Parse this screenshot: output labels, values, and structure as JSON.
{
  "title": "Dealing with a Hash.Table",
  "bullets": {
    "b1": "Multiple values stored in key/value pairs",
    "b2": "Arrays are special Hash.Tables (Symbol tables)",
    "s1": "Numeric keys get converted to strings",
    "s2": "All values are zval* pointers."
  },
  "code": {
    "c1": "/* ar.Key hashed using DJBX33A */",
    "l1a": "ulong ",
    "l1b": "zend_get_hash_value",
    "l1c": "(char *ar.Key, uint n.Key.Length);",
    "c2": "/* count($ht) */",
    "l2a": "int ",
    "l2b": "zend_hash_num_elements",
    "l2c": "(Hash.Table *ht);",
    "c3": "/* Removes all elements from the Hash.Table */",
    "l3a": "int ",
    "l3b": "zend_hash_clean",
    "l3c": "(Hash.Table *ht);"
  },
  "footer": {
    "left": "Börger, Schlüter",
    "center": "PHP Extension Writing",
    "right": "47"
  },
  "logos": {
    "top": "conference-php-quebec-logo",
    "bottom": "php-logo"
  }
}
---------------
Return all of the entries exactly as they were supplied.

FULL SOLUTION:
Parse this screenshot: output labels, values, and structure as JSON.
{
  "title": "Dealing with a Hash.Table",
  "bullets": {
    "b1": "Multiple values stored in key/value pairs",
    "b2": "Arrays are special Hash.Tables (Symbol tables)",
    "s1": "Numeric keys get converted to strings",
    "s2": "All values are zval* pointers."
  },
  "code": {
    "c1": "/* ar.Key hashed using DJBX33A */",
    "l1a": "ulong ",
    "l1b": "zend_get_hash_value",
    "l1c": "(char *ar.Key, uint n.Key.Length);",
    "c2": "/* count($ht) */",
    "l2a": "int ",
    "l2b": "zend_hash_num_elements",
    "l2c": "(Hash.Table *ht);",
    "c3": "/* Removes all elements from the Hash.Table */",
    "l3a": "int ",
    "l3b": "zend_hash_clean",
    "l3c": "(Hash.Table *ht);"
  },
  "footer": {
    "left": "Börger, Schlüter",
    "center": "PHP Extension Writing",
    "right": "47"
  },
  "logos": {
    "top": "conference-php-quebec-logo",
    "bottom": "php-logo"
  }
}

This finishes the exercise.